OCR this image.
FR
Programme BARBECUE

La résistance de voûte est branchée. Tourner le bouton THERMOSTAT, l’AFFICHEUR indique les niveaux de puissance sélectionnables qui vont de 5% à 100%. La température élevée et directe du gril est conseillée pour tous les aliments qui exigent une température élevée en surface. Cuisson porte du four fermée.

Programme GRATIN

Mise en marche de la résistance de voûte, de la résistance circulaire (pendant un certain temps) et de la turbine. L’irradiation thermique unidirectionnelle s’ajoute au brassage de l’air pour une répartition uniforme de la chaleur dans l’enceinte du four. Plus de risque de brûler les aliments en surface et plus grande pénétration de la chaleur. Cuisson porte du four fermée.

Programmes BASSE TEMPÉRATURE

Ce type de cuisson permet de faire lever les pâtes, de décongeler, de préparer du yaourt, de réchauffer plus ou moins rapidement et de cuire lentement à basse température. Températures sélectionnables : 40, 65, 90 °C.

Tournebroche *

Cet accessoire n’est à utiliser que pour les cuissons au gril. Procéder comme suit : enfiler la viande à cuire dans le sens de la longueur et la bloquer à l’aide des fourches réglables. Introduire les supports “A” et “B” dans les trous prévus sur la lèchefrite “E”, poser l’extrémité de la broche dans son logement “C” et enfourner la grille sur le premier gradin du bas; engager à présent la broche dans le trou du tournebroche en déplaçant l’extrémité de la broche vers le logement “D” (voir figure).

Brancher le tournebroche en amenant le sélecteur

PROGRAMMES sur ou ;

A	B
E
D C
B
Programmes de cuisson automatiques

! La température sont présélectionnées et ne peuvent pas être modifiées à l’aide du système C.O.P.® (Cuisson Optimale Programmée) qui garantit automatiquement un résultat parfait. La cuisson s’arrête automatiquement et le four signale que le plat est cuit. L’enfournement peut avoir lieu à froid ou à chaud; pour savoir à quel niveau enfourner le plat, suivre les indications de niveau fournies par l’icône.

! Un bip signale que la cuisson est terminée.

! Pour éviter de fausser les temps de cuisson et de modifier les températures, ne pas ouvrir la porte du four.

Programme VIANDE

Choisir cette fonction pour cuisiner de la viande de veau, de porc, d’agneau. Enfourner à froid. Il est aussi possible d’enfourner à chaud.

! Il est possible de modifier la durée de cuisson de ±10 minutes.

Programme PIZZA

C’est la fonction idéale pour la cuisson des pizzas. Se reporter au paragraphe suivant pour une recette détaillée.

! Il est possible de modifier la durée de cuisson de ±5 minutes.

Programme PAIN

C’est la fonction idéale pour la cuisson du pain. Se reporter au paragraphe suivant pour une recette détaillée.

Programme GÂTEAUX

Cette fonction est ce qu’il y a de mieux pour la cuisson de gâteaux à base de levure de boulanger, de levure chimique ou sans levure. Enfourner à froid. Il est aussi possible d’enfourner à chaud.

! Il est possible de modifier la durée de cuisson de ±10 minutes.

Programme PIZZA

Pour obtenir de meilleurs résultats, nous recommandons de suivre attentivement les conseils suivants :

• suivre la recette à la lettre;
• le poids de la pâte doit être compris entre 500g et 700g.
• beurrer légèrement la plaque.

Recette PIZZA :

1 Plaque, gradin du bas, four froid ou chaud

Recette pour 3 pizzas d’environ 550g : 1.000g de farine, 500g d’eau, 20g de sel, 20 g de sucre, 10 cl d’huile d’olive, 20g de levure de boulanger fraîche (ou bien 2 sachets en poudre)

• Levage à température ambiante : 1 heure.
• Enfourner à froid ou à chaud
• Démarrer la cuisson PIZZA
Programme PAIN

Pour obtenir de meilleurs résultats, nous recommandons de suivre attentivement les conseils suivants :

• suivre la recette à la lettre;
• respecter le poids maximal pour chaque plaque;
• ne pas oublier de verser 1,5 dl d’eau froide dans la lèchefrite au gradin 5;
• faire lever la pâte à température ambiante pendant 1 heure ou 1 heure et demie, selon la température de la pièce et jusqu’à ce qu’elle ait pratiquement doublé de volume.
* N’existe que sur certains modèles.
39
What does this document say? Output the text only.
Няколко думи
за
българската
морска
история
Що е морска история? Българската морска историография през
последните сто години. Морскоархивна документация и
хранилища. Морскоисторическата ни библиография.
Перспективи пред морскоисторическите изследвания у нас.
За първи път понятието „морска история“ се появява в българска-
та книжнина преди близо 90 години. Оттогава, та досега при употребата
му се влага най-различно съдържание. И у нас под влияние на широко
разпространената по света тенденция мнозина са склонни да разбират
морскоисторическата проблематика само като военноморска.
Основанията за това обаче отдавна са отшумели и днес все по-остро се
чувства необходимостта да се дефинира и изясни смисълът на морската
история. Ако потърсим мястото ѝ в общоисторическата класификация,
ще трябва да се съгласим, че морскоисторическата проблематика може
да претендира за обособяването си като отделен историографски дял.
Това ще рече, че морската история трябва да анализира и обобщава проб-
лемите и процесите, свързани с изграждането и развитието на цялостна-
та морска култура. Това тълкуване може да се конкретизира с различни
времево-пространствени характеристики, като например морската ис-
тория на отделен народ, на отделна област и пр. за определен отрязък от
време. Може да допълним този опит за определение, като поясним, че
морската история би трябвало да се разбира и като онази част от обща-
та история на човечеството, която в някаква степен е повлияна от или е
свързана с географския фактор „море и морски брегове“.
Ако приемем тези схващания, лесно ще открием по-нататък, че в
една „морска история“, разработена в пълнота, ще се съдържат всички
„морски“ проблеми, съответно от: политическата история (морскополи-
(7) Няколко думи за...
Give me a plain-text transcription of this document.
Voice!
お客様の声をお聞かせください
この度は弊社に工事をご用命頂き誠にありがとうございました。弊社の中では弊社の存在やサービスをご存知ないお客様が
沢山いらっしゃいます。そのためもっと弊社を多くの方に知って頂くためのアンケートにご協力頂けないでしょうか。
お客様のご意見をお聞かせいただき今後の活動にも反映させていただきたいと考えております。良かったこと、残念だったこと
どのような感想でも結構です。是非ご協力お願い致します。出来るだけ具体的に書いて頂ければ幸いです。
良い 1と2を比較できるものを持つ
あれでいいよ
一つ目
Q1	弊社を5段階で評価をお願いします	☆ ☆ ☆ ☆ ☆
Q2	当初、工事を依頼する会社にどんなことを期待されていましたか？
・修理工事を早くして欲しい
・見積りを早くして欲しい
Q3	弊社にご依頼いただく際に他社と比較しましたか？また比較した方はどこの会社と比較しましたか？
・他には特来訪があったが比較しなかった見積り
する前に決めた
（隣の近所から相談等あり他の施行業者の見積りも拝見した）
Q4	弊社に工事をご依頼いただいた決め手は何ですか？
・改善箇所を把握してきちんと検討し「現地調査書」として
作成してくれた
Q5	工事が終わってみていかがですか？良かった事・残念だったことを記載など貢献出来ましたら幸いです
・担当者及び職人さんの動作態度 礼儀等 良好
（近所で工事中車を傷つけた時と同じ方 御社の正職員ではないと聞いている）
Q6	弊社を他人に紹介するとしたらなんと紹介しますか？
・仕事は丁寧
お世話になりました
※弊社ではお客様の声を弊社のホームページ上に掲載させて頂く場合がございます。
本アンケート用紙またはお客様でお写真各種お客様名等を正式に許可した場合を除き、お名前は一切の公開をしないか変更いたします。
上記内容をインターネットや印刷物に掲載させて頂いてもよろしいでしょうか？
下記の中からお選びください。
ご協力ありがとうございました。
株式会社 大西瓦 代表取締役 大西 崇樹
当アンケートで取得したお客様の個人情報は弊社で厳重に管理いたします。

> **Problem description**: Send back every record, precisely as written.

> **Output**:
OCR this image.
FR
Programme BARBECUE

La résistance de voûte est branchée. Tourner le bouton THERMOSTAT, l’AFFICHEUR indique les niveaux de puissance sélectionnables qui vont de 5% à 100%. La température élevée et directe du gril est conseillée pour tous les aliments qui exigent une température élevée en surface. Cuisson porte du four fermée.

Programme GRATIN

Mise en marche de la résistance de voûte, de la résistance circulaire (pendant un certain temps) et de la turbine. L’irradiation thermique unidirectionnelle s’ajoute au brassage de l’air pour une répartition uniforme de la chaleur dans l’enceinte du four. Plus de risque de brûler les aliments en surface et plus grande pénétration de la chaleur. Cuisson porte du four fermée.

Programmes BASSE TEMPÉRATURE

Ce type de cuisson permet de faire lever les pâtes, de décongeler, de préparer du yaourt, de réchauffer plus ou moins rapidement et de cuire lentement à basse température. Températures sélectionnables : 40, 65, 90 °C.

Tournebroche *

Cet accessoire n’est à utiliser que pour les cuissons au gril. Procéder comme suit : enfiler la viande à cuire dans le sens de la longueur et la bloquer à l’aide des fourches réglables. Introduire les supports “A” et “B” dans les trous prévus sur la lèchefrite “E”, poser l’extrémité de la broche dans son logement “C” et enfourner la grille sur le premier gradin du bas; engager à présent la broche dans le trou du tournebroche en déplaçant l’extrémité de la broche vers le logement “D” (voir figure).

Brancher le tournebroche en amenant le sélecteur

PROGRAMMES sur ou ;

A	B
E
D C
B
Programmes de cuisson automatiques

! La température sont présélectionnées et ne peuvent pas être modifiées à l’aide du système C.O.P.® (Cuisson Optimale Programmée) qui garantit automatiquement un résultat parfait. La cuisson s’arrête automatiquement et le four signale que le plat est cuit. L’enfournement peut avoir lieu à froid ou à chaud; pour savoir à quel niveau enfourner le plat, suivre les indications de niveau fournies par l’icône.

! Un bip signale que la cuisson est terminée.

! Pour éviter de fausser les temps de cuisson et de modifier les températures, ne pas ouvrir la porte du four.

Programme VIANDE

Choisir cette fonction pour cuisiner de la viande de veau, de porc, d’agneau. Enfourner à froid. Il est aussi possible d’enfourner à chaud.

! Il est possible de modifier la durée de cuisson de ±10 minutes.

Programme PIZZA

C’est la fonction idéale pour la cuisson des pizzas. Se reporter au paragraphe suivant pour une recette détaillée.

! Il est possible de modifier la durée de cuisson de ±5 minutes.

Programme PAIN

C’est la fonction idéale pour la cuisson du pain. Se reporter au paragraphe suivant pour une recette détaillée.

Programme GÂTEAUX

Cette fonction est ce qu’il y a de mieux pour la cuisson de gâteaux à base de levure de boulanger, de levure chimique ou sans levure. Enfourner à froid. Il est aussi possible d’enfourner à chaud.

! Il est possible de modifier la durée de cuisson de ±10 minutes.

Programme PIZZA

Pour obtenir de meilleurs résultats, nous recommandons de suivre attentivement les conseils suivants :

• suivre la recette à la lettre;
• le poids de la pâte doit être compris entre 500g et 700g.
• beurrer légèrement la plaque.

Recette PIZZA :

1 Plaque, gradin du bas, four froid ou chaud

Recette pour 3 pizzas d’environ 550g : 1.000g de farine, 500g d’eau, 20g de sel, 20 g de sucre, 10 cl d’huile d’olive, 20g de levure de boulanger fraîche (ou bien 2 sachets en poudre)

• Levage à température ambiante : 1 heure.
• Enfourner à froid ou à chaud
• Démarrer la cuisson PIZZA
Programme PAIN

Pour obtenir de meilleurs résultats, nous recommandons de suivre attentivement les conseils suivants :

• suivre la recette à la lettre;
• respecter le poids maximal pour chaque plaque;
• ne pas oublier de verser 1,5 dl d’eau froide dans la lèchefrite au gradin 5;
• faire lever la pâte à température ambiante pendant 1 heure ou 1 heure et demie, selon la température de la pièce et jusqu’à ce qu’elle ait pratiquement doublé de volume.
* N’existe que sur certains modèles.
39
What does this document say? Output the text only.
Няколко думи
за
българската
морска
история
Що е морска история? Българската морска историография през
последните сто години. Морскоархивна документация и
хранилища. Морскоисторическата ни библиография.
Перспективи пред морскоисторическите изследвания у нас.
За първи път понятието „морска история“ се появява в българска-
та книжнина преди близо 90 години. Оттогава, та досега при употребата
му се влага най-различно съдържание. И у нас под влияние на широко
разпространената по света тенденция мнозина са склонни да разбират
морскоисторическата проблематика само като военноморска.
Основанията за това обаче отдавна са отшумели и днес все по-остро се
чувства необходимостта да се дефинира и изясни смисълът на морската
история. Ако потърсим мястото ѝ в общоисторическата класификация,
ще трябва да се съгласим, че морскоисторическата проблематика може
да претендира за обособяването си като отделен историографски дял.
Това ще рече, че морската история трябва да анализира и обобщава проб-
лемите и процесите, свързани с изграждането и развитието на цялостна-
та морска култура. Това тълкуване може да се конкретизира с различни
времево-пространствени характеристики, като например морската ис-
тория на отделен народ, на отделна област и пр. за определен отрязък от
време. Може да допълним този опит за определение, като поясним, че
морската история би трябвало да се разбира и като онази част от обща-
та история на човечеството, която в някаква степен е повлияна от или е
свързана с географския фактор „море и морски брегове“.
Ако приемем тези схващания, лесно ще открием по-нататък, че в
една „морска история“, разработена в пълнота, ще се съдържат всички
„морски“ проблеми, съответно от: политическата история (морскополи-
(7) Няколко думи за...
Give me a plain-text transcription of this document.
Voice!
お客様の声をお聞かせください
この度は弊社に工事をご用命頂き誠にありがとうございました。弊社の中では弊社の存在やサービスをご存知ないお客様が
沢山いらっしゃいます。そのためもっと弊社を多くの方に知って頂くためのアンケートにご協力頂けないでしょうか。
お客様のご意見をお聞かせいただき今後の活動にも反映させていただきたいと考えております。良かったこと、残念だったこと
どのような感想でも結構です。是非ご協力お願い致します。出来るだけ具体的に書いて頂ければ幸いです。
良い 1と2を比較できるものを持つ
あれでいいよ
一つ目
Q1	弊社を5段階で評価をお願いします	☆ ☆ ☆ ☆ ☆
Q2	当初、工事を依頼する会社にどんなことを期待されていましたか？
・修理工事を早くして欲しい
・見積りを早くして欲しい
Q3	弊社にご依頼いただく際に他社と比較しましたか？また比較した方はどこの会社と比較しましたか？
・他には特来訪があったが比較しなかった見積り
する前に決めた
（隣の近所から相談等あり他の施行業者の見積りも拝見した）
Q4	弊社に工事をご依頼いただいた決め手は何ですか？
・改善箇所を把握してきちんと検討し「現地調査書」として
作成してくれた
Q5	工事が終わってみていかがですか？良かった事・残念だったことを記載など貢献出来ましたら幸いです
・担当者及び職人さんの動作態度 礼儀等 良好
（近所で工事中車を傷つけた時と同じ方 御社の正職員ではないと聞いている）
Q6	弊社を他人に紹介するとしたらなんと紹介しますか？
・仕事は丁寧
お世話になりました
※弊社ではお客様の声を弊社のホームページ上に掲載させて頂く場合がございます。
本アンケート用紙またはお客様でお写真各種お客様名等を正式に許可した場合を除き、お名前は一切の公開をしないか変更いたします。
上記内容をインターネットや印刷物に掲載させて頂いてもよろしいでしょうか？
下記の中からお選びください。
ご協力ありがとうございました。
株式会社 大西瓦 代表取締役 大西 崇樹
当アンケートで取得したお客様の個人情報は弊社で厳重に管理いたします。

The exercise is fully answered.